[START OF Records to process]

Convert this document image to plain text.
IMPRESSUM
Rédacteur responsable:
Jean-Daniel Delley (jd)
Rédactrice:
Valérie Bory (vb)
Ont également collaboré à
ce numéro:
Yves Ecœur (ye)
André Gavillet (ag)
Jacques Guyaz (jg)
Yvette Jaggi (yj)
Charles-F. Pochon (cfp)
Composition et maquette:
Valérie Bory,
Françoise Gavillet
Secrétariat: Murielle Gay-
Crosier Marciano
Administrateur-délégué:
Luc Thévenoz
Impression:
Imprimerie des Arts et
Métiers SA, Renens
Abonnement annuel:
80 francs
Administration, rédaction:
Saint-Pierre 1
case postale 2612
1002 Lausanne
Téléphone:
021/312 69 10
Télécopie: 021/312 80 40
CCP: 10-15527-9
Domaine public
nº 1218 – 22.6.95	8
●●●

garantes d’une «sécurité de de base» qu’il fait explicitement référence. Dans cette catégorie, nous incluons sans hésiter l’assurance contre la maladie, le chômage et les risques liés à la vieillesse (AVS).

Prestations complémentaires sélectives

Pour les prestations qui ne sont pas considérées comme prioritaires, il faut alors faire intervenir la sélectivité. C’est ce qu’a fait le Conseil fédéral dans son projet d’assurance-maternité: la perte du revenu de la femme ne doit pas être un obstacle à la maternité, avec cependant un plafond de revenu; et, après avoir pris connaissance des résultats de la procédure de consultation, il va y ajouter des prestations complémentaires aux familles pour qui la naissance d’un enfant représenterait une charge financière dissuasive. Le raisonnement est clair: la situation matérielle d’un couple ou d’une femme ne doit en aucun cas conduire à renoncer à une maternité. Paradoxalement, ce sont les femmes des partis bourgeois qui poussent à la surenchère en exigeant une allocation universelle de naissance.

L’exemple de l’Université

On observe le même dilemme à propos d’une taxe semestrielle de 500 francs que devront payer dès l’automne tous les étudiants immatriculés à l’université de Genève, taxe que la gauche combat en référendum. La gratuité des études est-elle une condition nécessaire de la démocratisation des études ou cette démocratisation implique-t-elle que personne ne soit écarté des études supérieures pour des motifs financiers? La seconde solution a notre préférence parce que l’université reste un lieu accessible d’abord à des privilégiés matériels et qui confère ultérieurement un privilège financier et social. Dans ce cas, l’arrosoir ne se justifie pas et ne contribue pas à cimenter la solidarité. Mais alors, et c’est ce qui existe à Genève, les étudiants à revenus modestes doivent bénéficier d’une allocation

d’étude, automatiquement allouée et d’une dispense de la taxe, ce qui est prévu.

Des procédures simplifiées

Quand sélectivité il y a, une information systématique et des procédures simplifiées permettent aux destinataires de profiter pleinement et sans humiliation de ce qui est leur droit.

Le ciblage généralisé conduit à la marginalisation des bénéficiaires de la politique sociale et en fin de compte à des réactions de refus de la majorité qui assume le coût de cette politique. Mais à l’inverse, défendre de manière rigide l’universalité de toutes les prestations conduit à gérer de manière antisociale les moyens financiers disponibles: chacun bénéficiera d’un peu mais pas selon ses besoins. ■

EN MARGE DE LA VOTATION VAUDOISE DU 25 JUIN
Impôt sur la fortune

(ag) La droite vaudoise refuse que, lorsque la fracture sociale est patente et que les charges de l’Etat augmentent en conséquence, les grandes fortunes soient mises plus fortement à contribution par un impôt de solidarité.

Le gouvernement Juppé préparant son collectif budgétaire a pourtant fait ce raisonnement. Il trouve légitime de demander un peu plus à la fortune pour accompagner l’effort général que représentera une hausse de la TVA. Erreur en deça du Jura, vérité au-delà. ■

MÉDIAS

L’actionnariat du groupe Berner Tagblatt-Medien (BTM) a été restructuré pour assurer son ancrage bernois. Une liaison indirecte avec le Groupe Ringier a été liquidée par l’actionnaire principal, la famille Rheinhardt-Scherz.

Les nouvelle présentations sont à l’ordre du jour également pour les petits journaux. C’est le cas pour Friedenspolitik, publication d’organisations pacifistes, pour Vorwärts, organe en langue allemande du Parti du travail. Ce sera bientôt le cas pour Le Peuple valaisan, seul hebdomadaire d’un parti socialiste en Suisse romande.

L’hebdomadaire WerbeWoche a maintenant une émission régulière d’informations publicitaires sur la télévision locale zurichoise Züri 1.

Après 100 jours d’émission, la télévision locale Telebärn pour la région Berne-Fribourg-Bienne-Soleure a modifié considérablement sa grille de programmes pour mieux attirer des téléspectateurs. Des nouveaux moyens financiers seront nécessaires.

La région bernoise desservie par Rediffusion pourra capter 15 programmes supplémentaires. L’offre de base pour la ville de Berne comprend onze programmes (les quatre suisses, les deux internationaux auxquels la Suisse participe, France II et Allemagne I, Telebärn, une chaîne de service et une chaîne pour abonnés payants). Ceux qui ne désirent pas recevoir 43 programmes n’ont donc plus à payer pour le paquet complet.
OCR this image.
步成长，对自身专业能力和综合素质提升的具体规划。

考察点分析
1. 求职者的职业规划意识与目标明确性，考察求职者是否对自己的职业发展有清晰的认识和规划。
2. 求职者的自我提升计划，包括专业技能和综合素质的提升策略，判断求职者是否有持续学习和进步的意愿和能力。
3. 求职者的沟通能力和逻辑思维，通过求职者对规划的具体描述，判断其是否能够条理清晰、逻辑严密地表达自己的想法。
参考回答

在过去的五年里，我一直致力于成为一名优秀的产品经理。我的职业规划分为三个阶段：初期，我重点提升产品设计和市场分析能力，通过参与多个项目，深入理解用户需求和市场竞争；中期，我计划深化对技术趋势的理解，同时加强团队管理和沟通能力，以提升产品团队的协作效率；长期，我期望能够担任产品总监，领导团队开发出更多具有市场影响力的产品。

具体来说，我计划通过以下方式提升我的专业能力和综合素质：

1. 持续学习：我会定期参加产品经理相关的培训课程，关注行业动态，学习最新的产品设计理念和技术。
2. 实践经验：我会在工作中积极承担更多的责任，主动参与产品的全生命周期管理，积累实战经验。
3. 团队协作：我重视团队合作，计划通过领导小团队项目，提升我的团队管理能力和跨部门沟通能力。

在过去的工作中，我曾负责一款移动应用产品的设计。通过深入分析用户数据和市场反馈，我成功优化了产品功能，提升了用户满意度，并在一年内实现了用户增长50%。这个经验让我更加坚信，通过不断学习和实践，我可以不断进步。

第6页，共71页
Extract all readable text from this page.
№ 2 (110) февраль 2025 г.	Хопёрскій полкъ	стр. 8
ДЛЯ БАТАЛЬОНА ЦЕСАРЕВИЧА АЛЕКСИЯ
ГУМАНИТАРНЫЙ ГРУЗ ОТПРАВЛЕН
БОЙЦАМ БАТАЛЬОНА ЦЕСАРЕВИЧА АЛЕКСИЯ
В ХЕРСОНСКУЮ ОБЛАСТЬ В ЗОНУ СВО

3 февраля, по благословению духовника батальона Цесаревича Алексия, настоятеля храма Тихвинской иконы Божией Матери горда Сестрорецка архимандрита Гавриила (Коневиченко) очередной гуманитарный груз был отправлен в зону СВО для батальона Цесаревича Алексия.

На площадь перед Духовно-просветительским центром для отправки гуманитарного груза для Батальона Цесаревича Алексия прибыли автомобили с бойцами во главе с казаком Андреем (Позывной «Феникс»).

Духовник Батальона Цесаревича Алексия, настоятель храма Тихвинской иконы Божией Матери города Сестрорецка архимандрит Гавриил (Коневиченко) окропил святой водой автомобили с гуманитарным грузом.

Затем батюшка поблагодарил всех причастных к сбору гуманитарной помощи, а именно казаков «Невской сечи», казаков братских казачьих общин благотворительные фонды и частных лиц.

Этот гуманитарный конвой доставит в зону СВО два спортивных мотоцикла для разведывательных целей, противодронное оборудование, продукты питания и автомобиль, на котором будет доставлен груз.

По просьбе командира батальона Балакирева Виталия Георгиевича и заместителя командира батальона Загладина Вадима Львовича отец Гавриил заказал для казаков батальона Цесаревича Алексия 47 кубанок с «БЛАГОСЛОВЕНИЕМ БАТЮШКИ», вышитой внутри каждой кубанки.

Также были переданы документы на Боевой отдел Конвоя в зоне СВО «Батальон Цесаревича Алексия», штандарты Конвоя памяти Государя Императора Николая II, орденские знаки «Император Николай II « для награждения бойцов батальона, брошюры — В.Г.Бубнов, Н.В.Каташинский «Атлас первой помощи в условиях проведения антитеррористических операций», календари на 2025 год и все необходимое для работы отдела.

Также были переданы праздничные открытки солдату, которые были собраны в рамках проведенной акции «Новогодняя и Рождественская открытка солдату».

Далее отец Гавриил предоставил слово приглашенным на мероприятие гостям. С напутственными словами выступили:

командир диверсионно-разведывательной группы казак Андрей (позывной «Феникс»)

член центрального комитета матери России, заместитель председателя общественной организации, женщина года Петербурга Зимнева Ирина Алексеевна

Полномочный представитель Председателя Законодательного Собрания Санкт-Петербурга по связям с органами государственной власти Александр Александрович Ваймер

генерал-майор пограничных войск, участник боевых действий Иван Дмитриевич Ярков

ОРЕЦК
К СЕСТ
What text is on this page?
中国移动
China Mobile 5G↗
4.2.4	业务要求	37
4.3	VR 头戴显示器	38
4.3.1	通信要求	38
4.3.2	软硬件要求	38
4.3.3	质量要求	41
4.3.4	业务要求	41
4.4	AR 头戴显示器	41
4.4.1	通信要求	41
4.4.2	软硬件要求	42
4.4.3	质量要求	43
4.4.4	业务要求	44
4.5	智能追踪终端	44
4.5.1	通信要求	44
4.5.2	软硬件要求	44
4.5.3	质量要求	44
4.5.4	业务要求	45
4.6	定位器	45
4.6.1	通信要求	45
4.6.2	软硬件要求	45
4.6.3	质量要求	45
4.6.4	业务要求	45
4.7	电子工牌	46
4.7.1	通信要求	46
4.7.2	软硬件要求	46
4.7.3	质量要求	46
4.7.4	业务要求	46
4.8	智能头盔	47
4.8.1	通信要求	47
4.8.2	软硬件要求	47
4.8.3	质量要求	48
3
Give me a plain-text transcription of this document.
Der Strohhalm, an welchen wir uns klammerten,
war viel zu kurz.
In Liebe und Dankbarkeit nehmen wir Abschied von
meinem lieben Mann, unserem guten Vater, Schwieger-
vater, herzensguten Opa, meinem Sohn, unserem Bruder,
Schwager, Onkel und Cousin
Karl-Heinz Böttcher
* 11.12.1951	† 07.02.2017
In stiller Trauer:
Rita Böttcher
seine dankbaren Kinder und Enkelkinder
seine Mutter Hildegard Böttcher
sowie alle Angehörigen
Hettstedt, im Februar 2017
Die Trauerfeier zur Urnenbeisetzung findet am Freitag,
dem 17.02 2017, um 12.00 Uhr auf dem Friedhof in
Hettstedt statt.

[END OF Records to process]

### Work to do
Copy each line exactly, from the line containing "What text is on this page?" down to the last line of the material, and no other lines.

### Solved problem
What text is on this page?
中国移动
China Mobile 5G↗
4.2.4	业务要求	37
4.3	VR 头戴显示器	38
4.3.1	通信要求	38
4.3.2	软硬件要求	38
4.3.3	质量要求	41
4.3.4	业务要求	41
4.4	AR 头戴显示器	41
4.4.1	通信要求	41
4.4.2	软硬件要求	42
4.4.3	质量要求	43
4.4.4	业务要求	44
4.5	智能追踪终端	44
4.5.1	通信要求	44
4.5.2	软硬件要求	44
4.5.3	质量要求	44
4.5.4	业务要求	45
4.6	定位器	45
4.6.1	通信要求	45
4.6.2	软硬件要求	45
4.6.3	质量要求	45
4.6.4	业务要求	45
4.7	电子工牌	46
4.7.1	通信要求	46
4.7.2	软硬件要求	46
4.7.3	质量要求	46
4.7.4	业务要求	46
4.8	智能头盔	47
4.8.1	通信要求	47
4.8.2	软硬件要求	47
4.8.3	质量要求	48
3
Give me a plain-text transcription of this document.
Der Strohhalm, an welchen wir uns klammerten,
war viel zu kurz.
In Liebe und Dankbarkeit nehmen wir Abschied von
meinem lieben Mann, unserem guten Vater, Schwieger-
vater, herzensguten Opa, meinem Sohn, unserem Bruder,
Schwager, Onkel und Cousin
Karl-Heinz Böttcher
* 11.12.1951	† 07.02.2017
In stiller Trauer:
Rita Böttcher
seine dankbaren Kinder und Enkelkinder
seine Mutter Hildegard Böttcher
sowie alle Angehörigen
Hettstedt, im Februar 2017
Die Trauerfeier zur Urnenbeisetzung findet am Freitag,
dem 17.02 2017, um 12.00 Uhr auf dem Friedhof in
Hettstedt statt.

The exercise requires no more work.